> Exercise goal: Write out the entries verbatim and leave the images out of the copy.

> Given records:
- - - - -

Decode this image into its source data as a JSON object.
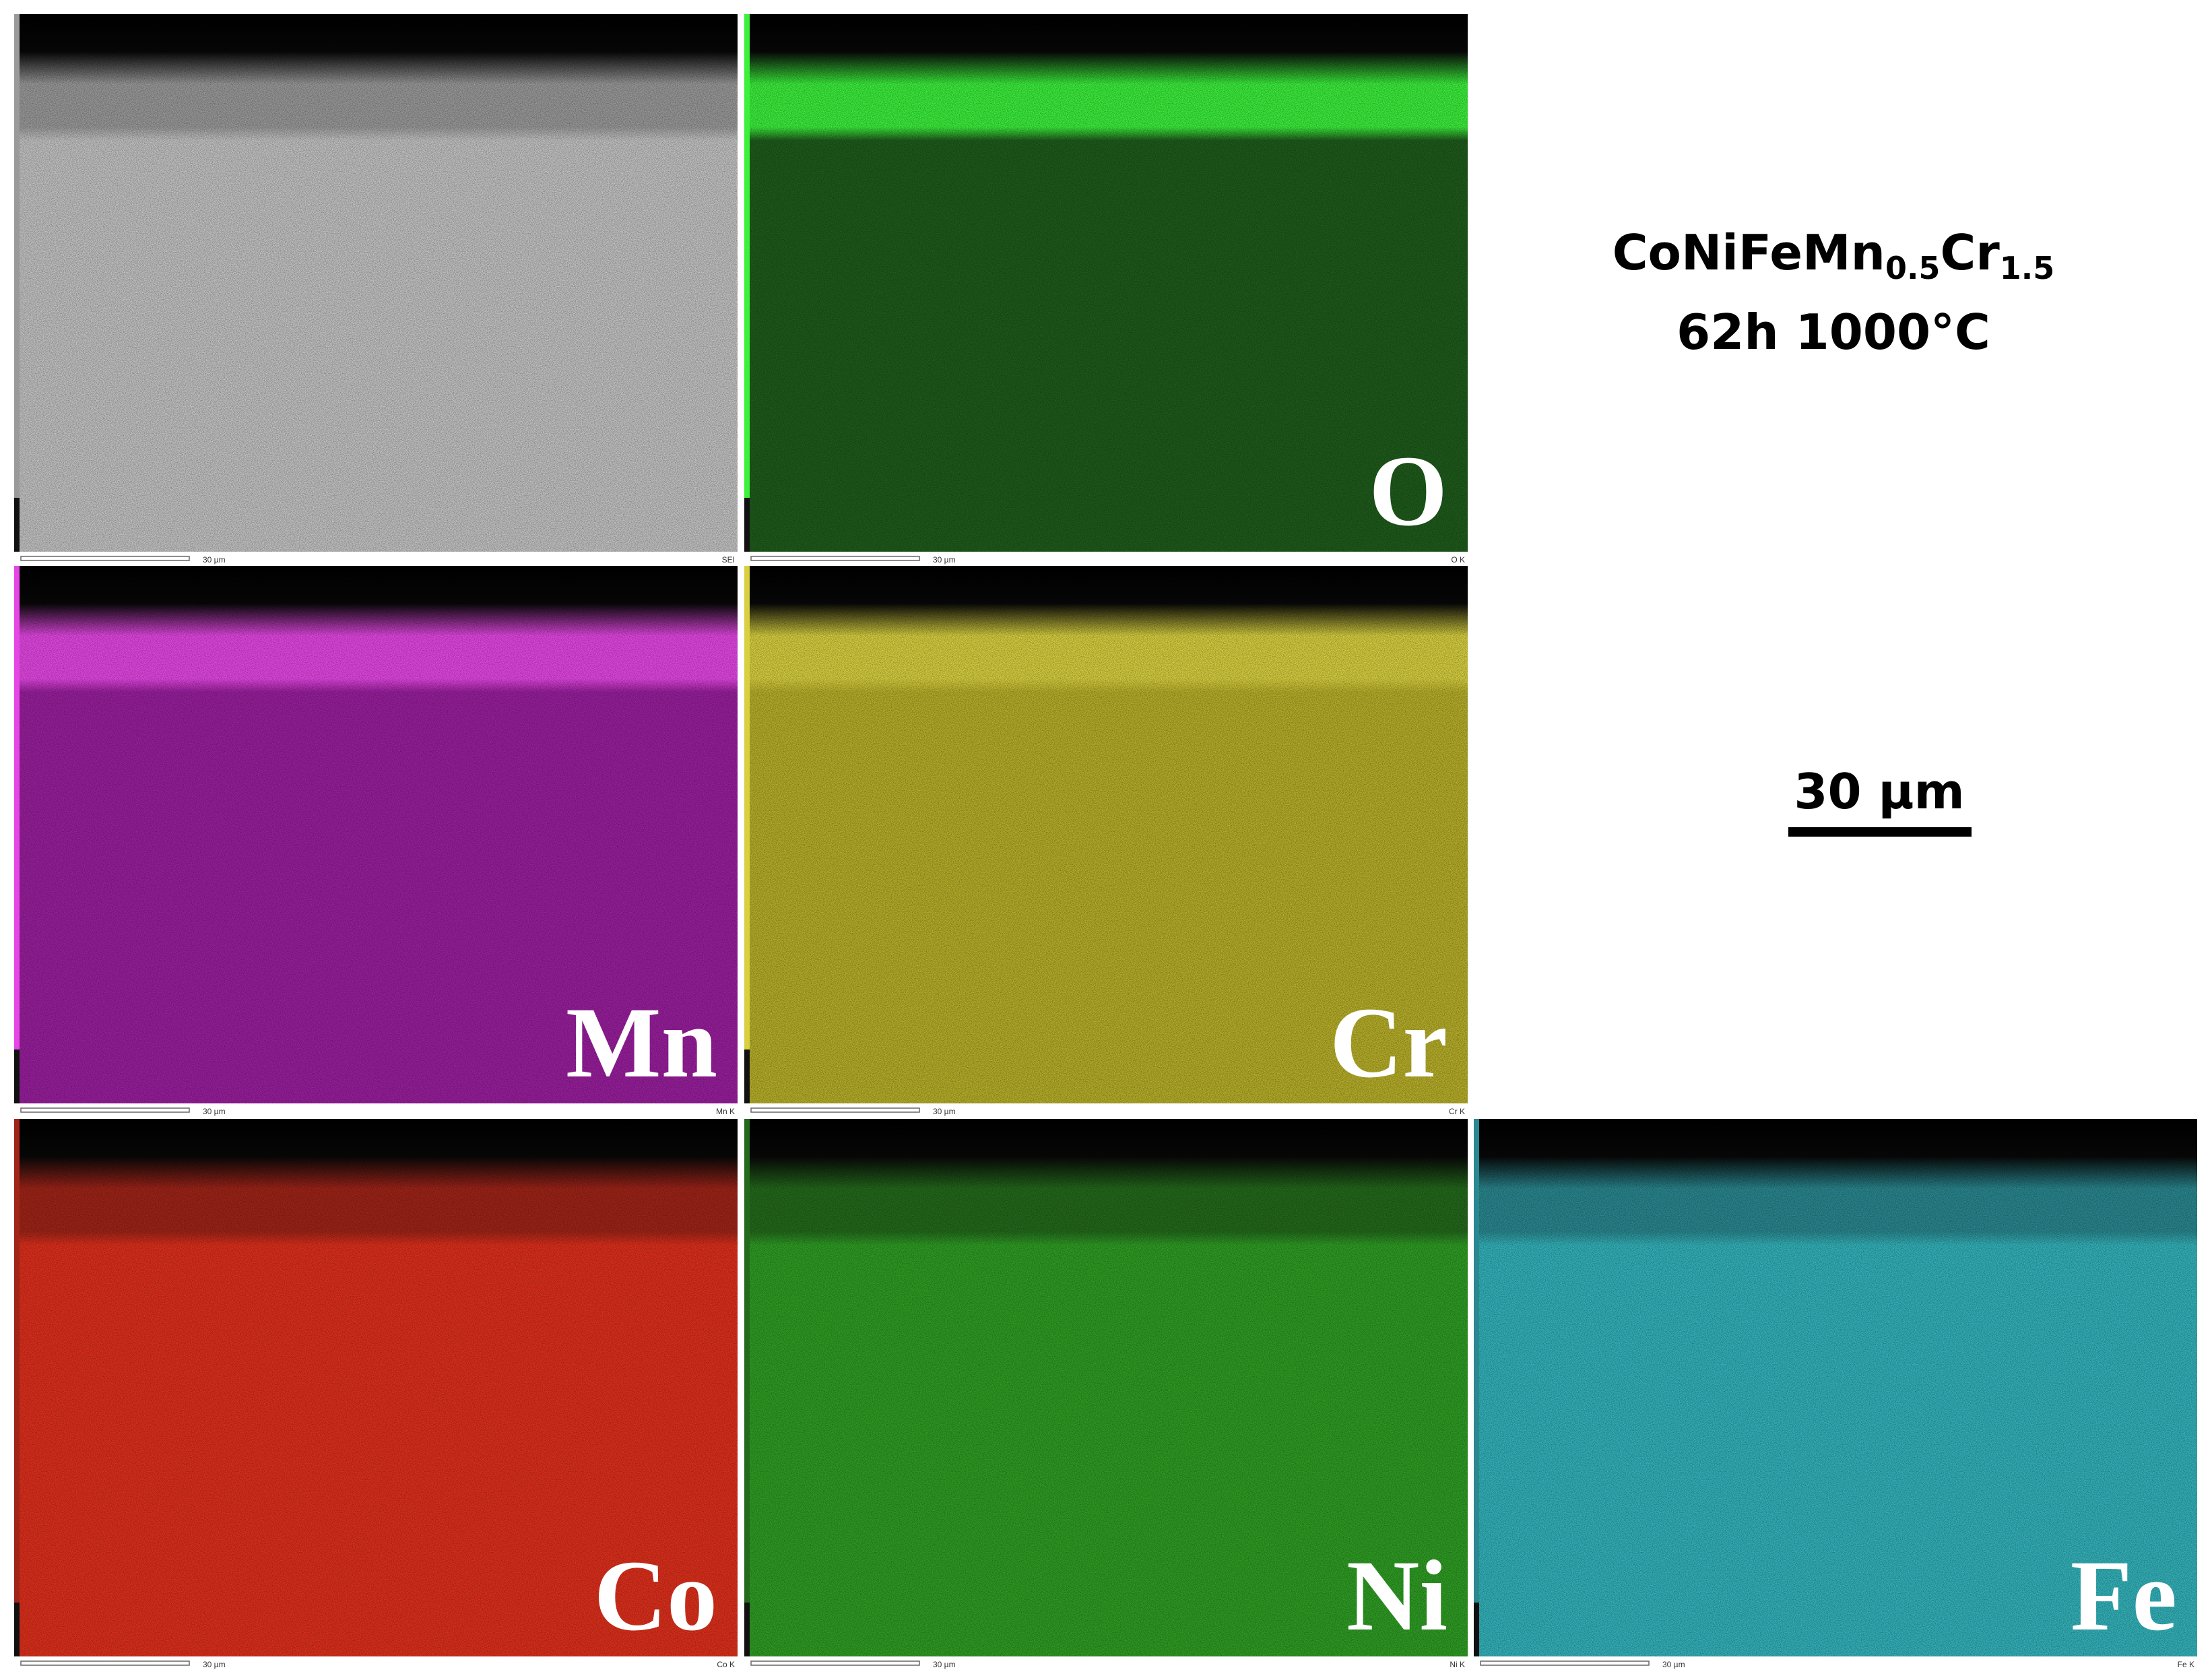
{
  "title": {
    "formula": [
      "CoNiFeMn",
      "0.5",
      "Cr",
      "1.5"
    ],
    "condition": "62h 1000°C"
  },
  "scale_bar": {
    "label": "30 µm"
  },
  "panels": [
    {
      "signal": "SEI",
      "scale": "30 µm",
      "color": "#c4c4c4",
      "band_color": "#9a9a9a"
    },
    {
      "label": "O",
      "signal": "O K",
      "scale": "30 µm",
      "color": "#1f5c1c",
      "band_color": "#3cf03c"
    },
    {
      "label": "Mn",
      "signal": "Mn K",
      "scale": "30 µm",
      "color": "#9a1f9e",
      "band_color": "#e447e4"
    },
    {
      "label": "Cr",
      "signal": "Cr K",
      "scale": "30 µm",
      "color": "#b8b02a",
      "band_color": "#d8d040"
    },
    {
      "label": "Co",
      "signal": "Co K",
      "scale": "30 µm",
      "color": "#e0301c",
      "band_color": "#a02418"
    },
    {
      "label": "Ni",
      "signal": "Ni K",
      "scale": "30 µm",
      "color": "#2f9e24",
      "band_color": "#246a1c"
    },
    {
      "label": "Fe",
      "signal": "Fe K",
      "scale": "30 µm",
      "color": "#34b4bc",
      "band_color": "#2a8890"
    }
  ]
}
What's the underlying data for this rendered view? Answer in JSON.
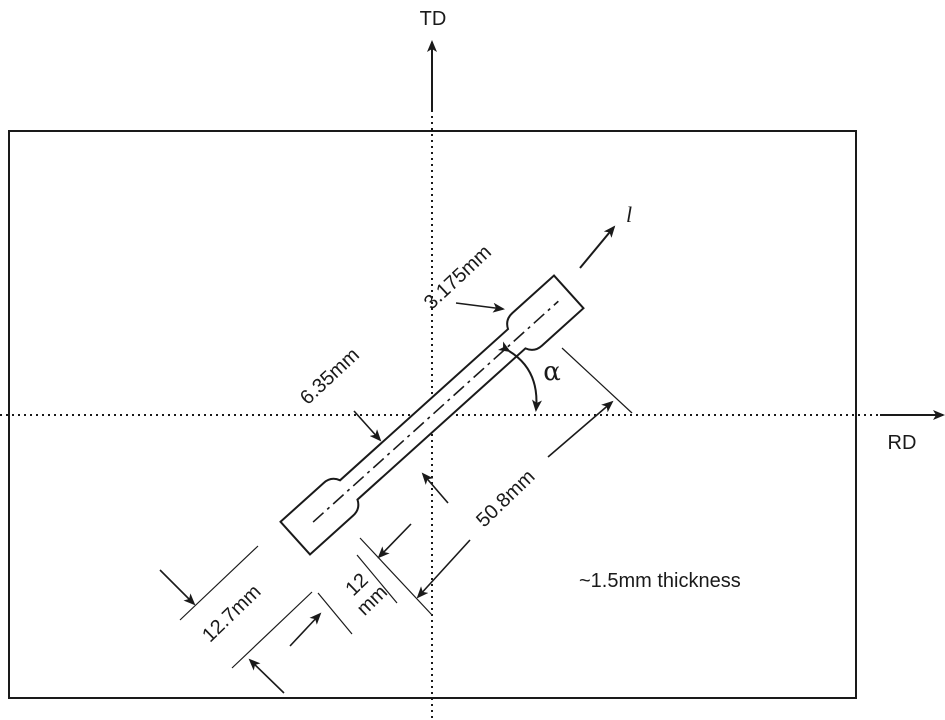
{
  "figure": {
    "axes": {
      "td_label": "TD",
      "rd_label": "RD",
      "l_label": "l",
      "alpha_label": "α"
    },
    "dimensions": {
      "neck_width": "3.175mm",
      "gauge_width": "6.35mm",
      "gauge_length": "50.8mm",
      "grip_width": "12.7mm",
      "radius_top": "12",
      "radius_bottom": "mm"
    },
    "note": "~1.5mm thickness"
  }
}
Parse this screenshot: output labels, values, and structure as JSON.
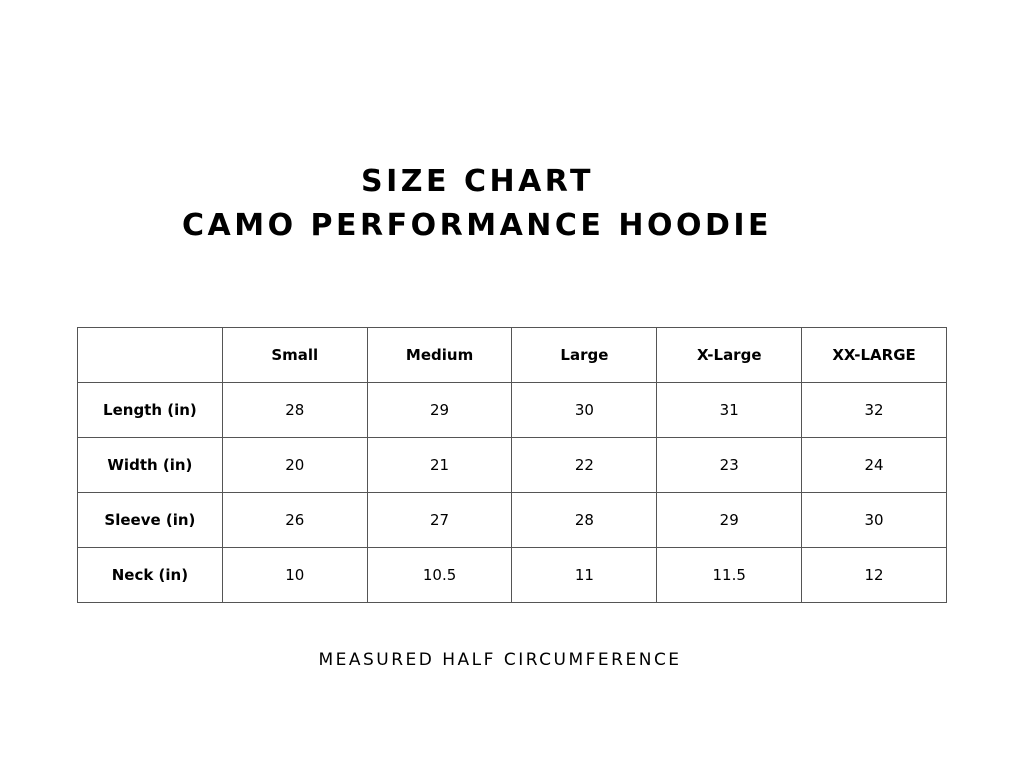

- - - - -

> Result of this exercise:
Decode this image into its source data as a JSON object.
{
  "title": {
    "formula": [
      "CoNiFeMn",
      "0.5",
      "Cr",
      "1.5"
    ],
    "condition": "62h 1000°C"
  },
  "scale_bar": {
    "label": "30 µm"
  },
  "panels": [
    {
      "signal": "SEI",
      "scale": "30 µm",
      "color": "#c4c4c4",
      "band_color": "#9a9a9a"
    },
    {
      "label": "O",
      "signal": "O K",
      "scale": "30 µm",
      "color": "#1f5c1c",
      "band_color": "#3cf03c"
    },
    {
      "label": "Mn",
      "signal": "Mn K",
      "scale": "30 µm",
      "color": "#9a1f9e",
      "band_color": "#e447e4"
    },
    {
      "label": "Cr",
      "signal": "Cr K",
      "scale": "30 µm",
      "color": "#b8b02a",
      "band_color": "#d8d040"
    },
    {
      "label": "Co",
      "signal": "Co K",
      "scale": "30 µm",
      "color": "#e0301c",
      "band_color": "#a02418"
    },
    {
      "label": "Ni",
      "signal": "Ni K",
      "scale": "30 µm",
      "color": "#2f9e24",
      "band_color": "#246a1c"
    },
    {
      "label": "Fe",
      "signal": "Fe K",
      "scale": "30 µm",
      "color": "#34b4bc",
      "band_color": "#2a8890"
    }
  ]
}
What's the underlying data for this rendered view? Answer in JSON.
{
  "figure": {
    "axes": {
      "td_label": "TD",
      "rd_label": "RD",
      "l_label": "l",
      "alpha_label": "α"
    },
    "dimensions": {
      "neck_width": "3.175mm",
      "gauge_width": "6.35mm",
      "gauge_length": "50.8mm",
      "grip_width": "12.7mm",
      "radius_top": "12",
      "radius_bottom": "mm"
    },
    "note": "~1.5mm thickness"
  }
}
Parse this screenshot: output labels, values, and structure as JSON.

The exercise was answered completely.